**Supplied data:**
========================================
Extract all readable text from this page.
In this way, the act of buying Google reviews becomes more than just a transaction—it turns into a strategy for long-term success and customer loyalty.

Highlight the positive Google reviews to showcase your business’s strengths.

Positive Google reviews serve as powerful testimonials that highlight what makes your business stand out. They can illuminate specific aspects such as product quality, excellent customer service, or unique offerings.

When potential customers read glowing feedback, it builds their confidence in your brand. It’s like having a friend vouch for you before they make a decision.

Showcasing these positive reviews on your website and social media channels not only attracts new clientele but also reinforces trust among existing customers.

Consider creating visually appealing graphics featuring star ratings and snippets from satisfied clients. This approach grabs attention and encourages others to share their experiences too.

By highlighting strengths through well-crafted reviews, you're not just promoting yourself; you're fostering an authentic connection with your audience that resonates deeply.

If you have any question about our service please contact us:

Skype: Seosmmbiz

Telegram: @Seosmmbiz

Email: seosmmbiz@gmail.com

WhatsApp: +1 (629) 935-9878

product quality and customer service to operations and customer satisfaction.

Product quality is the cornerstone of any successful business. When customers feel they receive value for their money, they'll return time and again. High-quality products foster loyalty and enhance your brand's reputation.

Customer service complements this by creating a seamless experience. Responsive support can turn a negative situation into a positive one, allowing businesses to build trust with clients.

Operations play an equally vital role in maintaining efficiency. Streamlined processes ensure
========================================
**Written request:** Your task is to give the records above again, exactly.

**Solved problem:**
Extract all readable text from this page.
In this way, the act of buying Google reviews becomes more than just a transaction—it turns into a strategy for long-term success and customer loyalty.

Highlight the positive Google reviews to showcase your business’s strengths.

Positive Google reviews serve as powerful testimonials that highlight what makes your business stand out. They can illuminate specific aspects such as product quality, excellent customer service, or unique offerings.

When potential customers read glowing feedback, it builds their confidence in your brand. It’s like having a friend vouch for you before they make a decision.

Showcasing these positive reviews on your website and social media channels not only attracts new clientele but also reinforces trust among existing customers.

Consider creating visually appealing graphics featuring star ratings and snippets from satisfied clients. This approach grabs attention and encourages others to share their experiences too.

By highlighting strengths through well-crafted reviews, you're not just promoting yourself; you're fostering an authentic connection with your audience that resonates deeply.

If you have any question about our service please contact us:

Skype: Seosmmbiz

Telegram: @Seosmmbiz

Email: seosmmbiz@gmail.com

WhatsApp: +1 (629) 935-9878

product quality and customer service to operations and customer satisfaction.

Product quality is the cornerstone of any successful business. When customers feel they receive value for their money, they'll return time and again. High-quality products foster loyalty and enhance your brand's reputation.

Customer service complements this by creating a seamless experience. Responsive support can turn a negative situation into a positive one, allowing businesses to build trust with clients.

Operations play an equally vital role in maintaining efficiency. Streamlined processes ensure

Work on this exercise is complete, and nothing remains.